Exercise passage section start

Large employers are increasingly saving money by contracting out work to smaller firms. The large employers hope to wash their hands of FLSA violations that their contractors might commit.

Employers have an extra layer of protection when they can treat the business that actually benefits from their work as a joint employer. Large companies have more assets and are less likely to disappear or go out of business than the smaller firms that provide labor. Holding the large company accountable assures that workers receive the wage protections promised by the FLSA.

How Did DOL Respond to Conflicting Court Decisions?

If courts can’t agree on the application of the joint employer rule, should businesses be expected to understand it? The short answer is that smart employers hire lawyers who help them obey the law. The business community nevertheless complained to the DOL that the joint employer rule was too difficult to follow.

In response to complaints that the joint employer rule was confusing, DOL clarified the rule in 2016. A DOL Administrator’s Interpretation advised employers that “joint employment, like employment generally, ‘should be defined expansively’ under the FLSA.” That clarification advanced the purpose of the FLSA by assuring that most workers would earn overtime if they were made to work more than 40 hours in a workweek for related employers.

A year later, a change of administration brought a philosophy to DOL. The 2016 Administrator’s Interpretation was withdrawn without explanation. Having muddied the water by withdrawing the clarifying interpretation, the DOL again heard (and likely invited) complaints that the joint employer rule is confusing. It responded by adopting a new rule.

What Is the New Joint Employer Rule?

Exercise passage section end

Tasks and exercises>
• 1. From the passage on the FLSA joint employer rule, reproduce word for word the part that begins at the words "How Did DOL" and stops after the words "for related employers.".
• 2. Resume the passage on the FLSA joint employer rule, picking up right after its final line.

Supplied material section start

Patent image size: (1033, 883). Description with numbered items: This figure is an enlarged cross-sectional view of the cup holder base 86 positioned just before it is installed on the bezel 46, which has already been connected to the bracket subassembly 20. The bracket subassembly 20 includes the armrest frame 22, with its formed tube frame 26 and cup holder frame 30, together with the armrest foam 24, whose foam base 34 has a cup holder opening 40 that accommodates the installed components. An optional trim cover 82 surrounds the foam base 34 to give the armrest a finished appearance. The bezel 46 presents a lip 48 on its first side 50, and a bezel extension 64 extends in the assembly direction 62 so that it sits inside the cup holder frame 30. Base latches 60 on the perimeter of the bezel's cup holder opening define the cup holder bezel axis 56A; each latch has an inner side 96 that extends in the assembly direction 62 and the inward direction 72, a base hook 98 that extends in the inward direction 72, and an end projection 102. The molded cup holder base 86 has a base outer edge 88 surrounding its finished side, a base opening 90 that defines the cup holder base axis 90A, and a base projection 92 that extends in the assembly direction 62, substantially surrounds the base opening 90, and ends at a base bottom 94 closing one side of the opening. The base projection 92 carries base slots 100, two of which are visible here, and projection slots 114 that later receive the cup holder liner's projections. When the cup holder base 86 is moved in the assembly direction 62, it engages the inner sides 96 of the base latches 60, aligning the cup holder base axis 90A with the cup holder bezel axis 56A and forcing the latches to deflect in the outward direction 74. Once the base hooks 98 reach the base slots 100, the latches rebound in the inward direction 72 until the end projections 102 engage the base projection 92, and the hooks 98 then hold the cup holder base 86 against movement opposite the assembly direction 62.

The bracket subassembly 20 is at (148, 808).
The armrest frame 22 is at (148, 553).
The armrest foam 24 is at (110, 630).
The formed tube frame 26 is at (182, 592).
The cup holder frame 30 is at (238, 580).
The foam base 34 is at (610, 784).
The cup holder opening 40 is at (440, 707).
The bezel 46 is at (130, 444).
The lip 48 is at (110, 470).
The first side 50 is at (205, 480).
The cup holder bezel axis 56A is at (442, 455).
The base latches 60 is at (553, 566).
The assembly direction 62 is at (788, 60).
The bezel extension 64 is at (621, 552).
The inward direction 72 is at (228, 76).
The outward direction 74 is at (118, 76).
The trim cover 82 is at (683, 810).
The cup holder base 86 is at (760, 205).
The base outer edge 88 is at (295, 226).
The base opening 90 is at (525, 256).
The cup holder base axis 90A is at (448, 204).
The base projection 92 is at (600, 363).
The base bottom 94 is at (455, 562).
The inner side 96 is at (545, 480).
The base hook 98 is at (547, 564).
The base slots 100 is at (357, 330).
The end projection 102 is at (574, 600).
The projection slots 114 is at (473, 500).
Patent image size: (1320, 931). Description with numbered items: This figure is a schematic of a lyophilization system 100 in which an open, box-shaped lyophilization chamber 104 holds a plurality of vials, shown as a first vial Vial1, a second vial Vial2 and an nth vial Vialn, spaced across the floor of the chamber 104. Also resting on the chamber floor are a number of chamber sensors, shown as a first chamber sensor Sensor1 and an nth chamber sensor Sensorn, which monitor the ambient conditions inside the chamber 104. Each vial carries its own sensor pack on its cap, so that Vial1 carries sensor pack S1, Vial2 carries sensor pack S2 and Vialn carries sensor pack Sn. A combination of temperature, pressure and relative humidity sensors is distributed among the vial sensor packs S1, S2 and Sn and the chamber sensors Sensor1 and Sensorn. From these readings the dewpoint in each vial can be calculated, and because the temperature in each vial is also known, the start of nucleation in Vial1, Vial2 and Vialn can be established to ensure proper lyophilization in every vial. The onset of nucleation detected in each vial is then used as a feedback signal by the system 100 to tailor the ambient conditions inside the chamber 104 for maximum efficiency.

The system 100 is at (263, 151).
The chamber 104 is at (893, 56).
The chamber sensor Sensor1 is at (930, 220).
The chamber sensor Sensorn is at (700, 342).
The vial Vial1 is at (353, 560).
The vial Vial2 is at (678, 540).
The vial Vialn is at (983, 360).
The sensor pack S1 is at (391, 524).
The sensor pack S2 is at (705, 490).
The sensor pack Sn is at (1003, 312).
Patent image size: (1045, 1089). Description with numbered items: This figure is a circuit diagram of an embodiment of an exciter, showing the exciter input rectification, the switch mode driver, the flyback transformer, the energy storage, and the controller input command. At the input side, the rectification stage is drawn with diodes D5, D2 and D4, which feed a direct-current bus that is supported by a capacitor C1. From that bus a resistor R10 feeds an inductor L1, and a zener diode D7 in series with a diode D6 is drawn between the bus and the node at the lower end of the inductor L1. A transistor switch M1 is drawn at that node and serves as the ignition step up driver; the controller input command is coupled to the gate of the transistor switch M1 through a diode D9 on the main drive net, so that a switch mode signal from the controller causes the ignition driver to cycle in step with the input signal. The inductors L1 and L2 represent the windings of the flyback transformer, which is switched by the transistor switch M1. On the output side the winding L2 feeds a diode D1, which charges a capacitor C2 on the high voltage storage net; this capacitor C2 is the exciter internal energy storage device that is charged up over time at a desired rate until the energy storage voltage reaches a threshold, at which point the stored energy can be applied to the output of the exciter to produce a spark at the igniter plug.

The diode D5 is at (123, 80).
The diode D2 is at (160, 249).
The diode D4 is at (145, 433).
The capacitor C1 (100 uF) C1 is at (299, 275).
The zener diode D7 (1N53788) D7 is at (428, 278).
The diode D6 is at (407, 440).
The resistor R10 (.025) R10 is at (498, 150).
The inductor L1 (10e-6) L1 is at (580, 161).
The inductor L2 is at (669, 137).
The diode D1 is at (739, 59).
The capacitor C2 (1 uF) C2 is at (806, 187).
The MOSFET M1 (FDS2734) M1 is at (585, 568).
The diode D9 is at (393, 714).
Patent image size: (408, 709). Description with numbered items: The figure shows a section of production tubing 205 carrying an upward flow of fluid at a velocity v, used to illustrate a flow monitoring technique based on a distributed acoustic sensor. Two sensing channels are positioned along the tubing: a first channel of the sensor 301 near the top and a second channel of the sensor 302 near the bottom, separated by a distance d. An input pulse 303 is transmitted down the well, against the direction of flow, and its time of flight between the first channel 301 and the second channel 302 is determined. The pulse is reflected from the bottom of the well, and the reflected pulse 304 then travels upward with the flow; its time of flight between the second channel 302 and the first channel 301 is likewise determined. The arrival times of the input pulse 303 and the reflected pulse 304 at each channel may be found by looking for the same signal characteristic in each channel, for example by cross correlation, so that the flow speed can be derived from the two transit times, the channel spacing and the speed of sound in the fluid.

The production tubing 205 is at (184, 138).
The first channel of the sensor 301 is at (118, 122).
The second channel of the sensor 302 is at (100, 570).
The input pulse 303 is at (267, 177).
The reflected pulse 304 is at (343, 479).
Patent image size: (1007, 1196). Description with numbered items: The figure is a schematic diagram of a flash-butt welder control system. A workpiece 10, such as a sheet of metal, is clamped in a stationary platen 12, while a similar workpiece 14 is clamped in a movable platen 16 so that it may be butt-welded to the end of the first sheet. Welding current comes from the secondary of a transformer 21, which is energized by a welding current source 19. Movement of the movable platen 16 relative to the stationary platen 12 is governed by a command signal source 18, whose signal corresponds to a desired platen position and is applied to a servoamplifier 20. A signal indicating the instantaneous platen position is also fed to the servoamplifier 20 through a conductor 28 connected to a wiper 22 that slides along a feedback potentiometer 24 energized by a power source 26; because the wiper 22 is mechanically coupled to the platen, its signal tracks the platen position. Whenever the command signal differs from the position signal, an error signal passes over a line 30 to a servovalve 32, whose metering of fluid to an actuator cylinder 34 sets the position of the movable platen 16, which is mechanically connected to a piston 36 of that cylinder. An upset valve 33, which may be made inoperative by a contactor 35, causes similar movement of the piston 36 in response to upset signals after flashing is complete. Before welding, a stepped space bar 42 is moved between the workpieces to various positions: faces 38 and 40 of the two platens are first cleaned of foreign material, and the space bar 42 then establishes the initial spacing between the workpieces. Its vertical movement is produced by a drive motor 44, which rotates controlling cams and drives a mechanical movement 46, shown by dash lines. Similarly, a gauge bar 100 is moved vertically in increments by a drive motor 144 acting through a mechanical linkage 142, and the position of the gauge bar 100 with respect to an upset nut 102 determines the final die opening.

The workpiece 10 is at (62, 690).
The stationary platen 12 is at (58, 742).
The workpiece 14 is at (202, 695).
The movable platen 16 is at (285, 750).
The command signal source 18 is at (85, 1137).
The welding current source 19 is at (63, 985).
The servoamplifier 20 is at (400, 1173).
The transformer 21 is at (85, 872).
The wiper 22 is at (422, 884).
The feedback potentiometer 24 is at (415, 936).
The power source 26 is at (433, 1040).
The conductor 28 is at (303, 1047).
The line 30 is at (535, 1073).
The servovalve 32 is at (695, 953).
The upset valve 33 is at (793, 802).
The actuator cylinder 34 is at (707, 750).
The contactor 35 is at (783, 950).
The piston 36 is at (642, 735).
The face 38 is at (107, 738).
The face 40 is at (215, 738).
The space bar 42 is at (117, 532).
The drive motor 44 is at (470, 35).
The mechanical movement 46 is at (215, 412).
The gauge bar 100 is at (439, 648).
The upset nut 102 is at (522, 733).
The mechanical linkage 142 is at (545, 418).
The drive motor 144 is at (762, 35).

Supplied material section end

Answers given>
• 1.
How Did DOL Respond to Conflicting Court Decisions?

If courts can’t agree on the application of the joint employer rule, should businesses be expected to understand it? The short answer is that smart employers hire lawyers who help them obey the law. The business community nevertheless complained to the DOL that the joint employer rule was too difficult to follow.

In response to complaints that the joint employer rule was confusing, DOL clarified the rule in 2016. A DOL Administrator’s Interpretation advised employers that “joint employment, like employment generally, ‘should be defined expansively’ under the FLSA.” That clarification advanced the purpose of the FLSA by assuring that most workers would earn overtime if they were made to work more than 40 hours in a workweek for related employers.

• 2.
In the Trump administration’s continuing effort to favor the interests of businesses over the interests of their employees, DOL adopted an “easier” rule for employers to follow. The rule does make it easier for employers to avoid paying overtime, but it makes it harder for employees to receive the extra compensation they deserve when they work more than 40 hours a week for related employers.

The DOL’s announcement of the new rule touts its simplified, four-factor test. The test purportedly asks which employer:

  • Hires or fires the employee;
  • Supervises and controls the employee’s work schedule or conditions of employment to a substantial degree;
  • Determines the employee’s rate of pay; and
  • Maintains the employee’s employment records.

The test seems simple, but given the complexity of arrangements involving contractors, temp agencies, staffing companies, and franchises, simplicity is not a virtue. The purpose of the FLSA is to assure that workers receive overtime, not to make it easier for employers to shift responsibility for nonpayment of overtime to another company.

As the Economic Policy Institute explains , the new rule will enable employers to “evade responsibility under the FLSA by contracting out work.” The DIRECTV case discussed above is an example of a large corporation outsourcing work to a contractor that it effectively controls. While the contractor might claim that it determines the employee’s rate of pay, the contractor might do so within the limited range permitted by the company for which the work is performed. As the EPI notes, the new rule makes it more difficult “to hold accountable those large corporations that reserve contractual control and/or indirectly control the terms and conditions of employment.”

Wage theft — including the failure to pay overtime wages — is a growing problem. In the past, the DOL could be counted on to fight against wage theft. The new joint employment rule enables big companies and their contractors to point their corporate fingers at each other, leaving employees in the dark as to whether they are entitled to overtime and, if so, which employer should pay it. By helping big businesses avoid accountability for their contractors’ wage theft, DOL’s new joint employment rule shirks the agency’s responsibility to enforce the FLSA in a way that benefits workers, not businesses.